## Goal
Collect each line of the entries that holds the string "role".

## Dataset rows
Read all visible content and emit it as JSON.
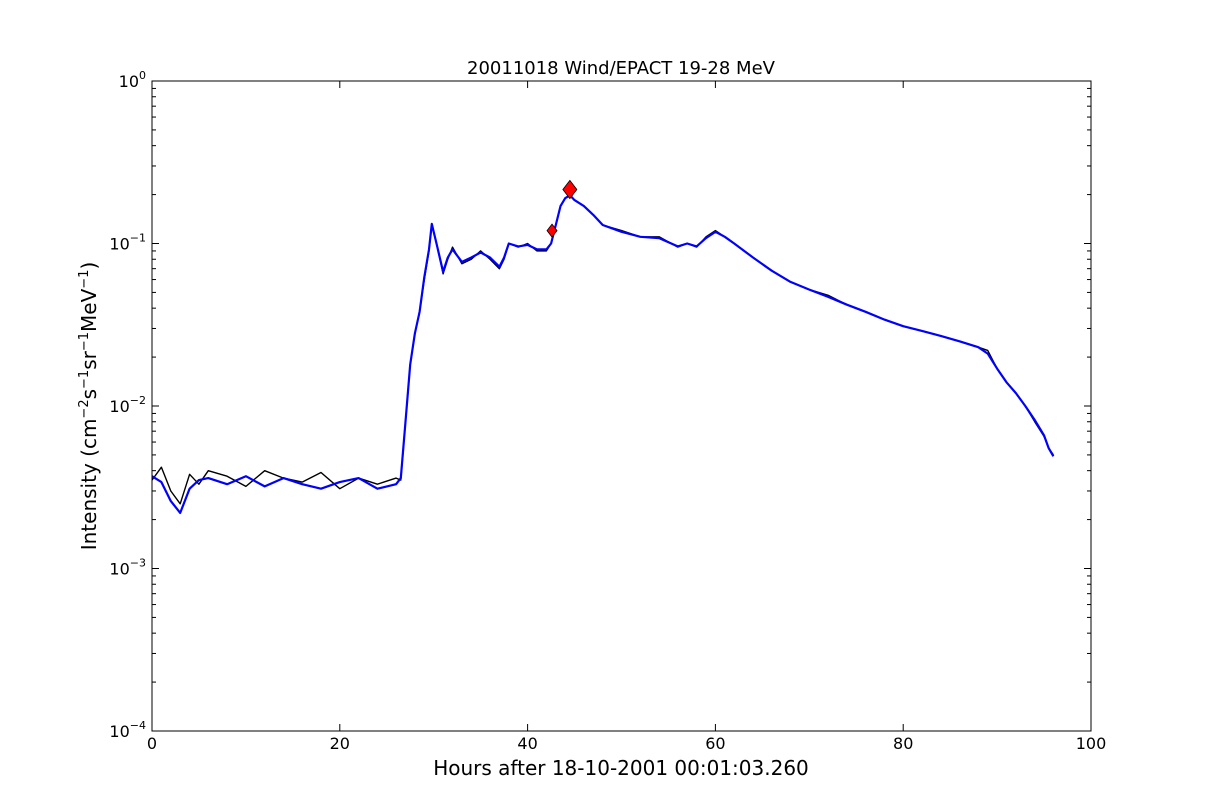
{
  "chart_data": {
    "type": "line",
    "title": "20011018 Wind/EPACT 19-28 MeV",
    "xlabel": "Hours after 18-10-2001 00:01:03.260",
    "ylabel": {
      "prefix": "Intensity (cm",
      "sup1": "−2",
      "mid1": "s",
      "sup2": "−1",
      "mid2": "sr",
      "sup3": "−1",
      "mid3": "MeV",
      "sup4": "−1",
      "suffix": ")"
    },
    "xlim": [
      0,
      100
    ],
    "ylim": [
      0.0001,
      1
    ],
    "yscale": "log",
    "grid": false,
    "x_ticks": [
      "0",
      "20",
      "40",
      "60",
      "80",
      "100"
    ],
    "y_ticks": [
      {
        "base": "10",
        "exp": "−4"
      },
      {
        "base": "10",
        "exp": "−3"
      },
      {
        "base": "10",
        "exp": "−2"
      },
      {
        "base": "10",
        "exp": "−1"
      },
      {
        "base": "10",
        "exp": "0"
      }
    ],
    "series": [
      {
        "role": "raw intensity",
        "color": "#000000",
        "x": [
          0,
          1,
          2,
          3,
          4,
          5,
          6,
          8,
          10,
          12,
          14,
          16,
          18,
          20,
          22,
          24,
          26,
          26.5,
          27,
          27.5,
          28,
          28.5,
          29,
          29.5,
          29.8,
          30.3,
          31,
          31.5,
          32,
          33,
          34,
          35,
          36,
          37,
          37.5,
          38,
          39,
          40,
          41,
          42,
          42.5,
          43,
          43.5,
          44,
          44.5,
          45,
          46,
          47,
          48,
          50,
          52,
          54,
          56,
          57,
          58,
          59,
          60,
          61,
          62,
          64,
          66,
          68,
          70,
          72,
          74,
          76,
          78,
          80,
          82,
          84,
          86,
          88,
          89,
          90,
          91,
          92,
          93,
          94,
          95,
          95.5,
          96
        ],
        "y": [
          0.0035,
          0.0042,
          0.003,
          0.0025,
          0.0038,
          0.0033,
          0.004,
          0.0037,
          0.0032,
          0.004,
          0.0036,
          0.0034,
          0.0039,
          0.0031,
          0.0036,
          0.0033,
          0.0036,
          0.0035,
          0.008,
          0.018,
          0.028,
          0.038,
          0.06,
          0.09,
          0.13,
          0.1,
          0.065,
          0.08,
          0.095,
          0.075,
          0.08,
          0.09,
          0.08,
          0.07,
          0.08,
          0.1,
          0.095,
          0.1,
          0.09,
          0.09,
          0.1,
          0.13,
          0.17,
          0.19,
          0.2,
          0.185,
          0.17,
          0.15,
          0.13,
          0.12,
          0.11,
          0.11,
          0.095,
          0.1,
          0.095,
          0.11,
          0.12,
          0.11,
          0.1,
          0.082,
          0.068,
          0.058,
          0.052,
          0.048,
          0.042,
          0.038,
          0.034,
          0.031,
          0.029,
          0.027,
          0.025,
          0.023,
          0.022,
          0.017,
          0.014,
          0.012,
          0.01,
          0.008,
          0.0065,
          0.0055,
          0.005
        ]
      },
      {
        "role": "smoothed intensity",
        "color": "#0000ff",
        "x": [
          0,
          1,
          2,
          3,
          4,
          5,
          6,
          8,
          10,
          12,
          14,
          16,
          18,
          20,
          22,
          24,
          26,
          26.5,
          27,
          27.5,
          28,
          28.5,
          29,
          29.5,
          29.8,
          30.3,
          31,
          31.5,
          32,
          33,
          34,
          35,
          36,
          37,
          37.5,
          38,
          39,
          40,
          41,
          42,
          42.5,
          43,
          43.5,
          44,
          44.5,
          45,
          46,
          47,
          48,
          50,
          52,
          54,
          56,
          57,
          58,
          59,
          60,
          61,
          62,
          64,
          66,
          68,
          70,
          72,
          74,
          76,
          78,
          80,
          82,
          84,
          86,
          88,
          89,
          90,
          91,
          92,
          93,
          94,
          95,
          95.5,
          96
        ],
        "y": [
          0.0037,
          0.0034,
          0.0026,
          0.0022,
          0.0031,
          0.0035,
          0.0036,
          0.0033,
          0.0037,
          0.0032,
          0.0036,
          0.0033,
          0.0031,
          0.0034,
          0.0036,
          0.0031,
          0.0033,
          0.0036,
          0.008,
          0.018,
          0.028,
          0.038,
          0.062,
          0.092,
          0.132,
          0.1,
          0.067,
          0.082,
          0.092,
          0.077,
          0.082,
          0.088,
          0.082,
          0.072,
          0.082,
          0.1,
          0.096,
          0.098,
          0.092,
          0.092,
          0.1,
          0.13,
          0.17,
          0.19,
          0.198,
          0.185,
          0.17,
          0.15,
          0.13,
          0.118,
          0.11,
          0.108,
          0.096,
          0.1,
          0.096,
          0.108,
          0.118,
          0.11,
          0.1,
          0.082,
          0.068,
          0.058,
          0.052,
          0.047,
          0.042,
          0.038,
          0.034,
          0.031,
          0.029,
          0.027,
          0.025,
          0.023,
          0.021,
          0.017,
          0.014,
          0.012,
          0.01,
          0.0082,
          0.0066,
          0.0055,
          0.0049
        ]
      }
    ],
    "markers": [
      {
        "role": "onset marker",
        "shape": "diamond",
        "color": "#ff0000",
        "x": 42.6,
        "y": 0.12
      },
      {
        "role": "peak marker",
        "shape": "diamond",
        "color": "#ff0000",
        "x": 44.5,
        "y": 0.215
      }
    ]
  }
}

## Written solution
        "role": "raw intensity",
        "role": "smoothed intensity",
        "role": "onset marker",
        "role": "peak marker",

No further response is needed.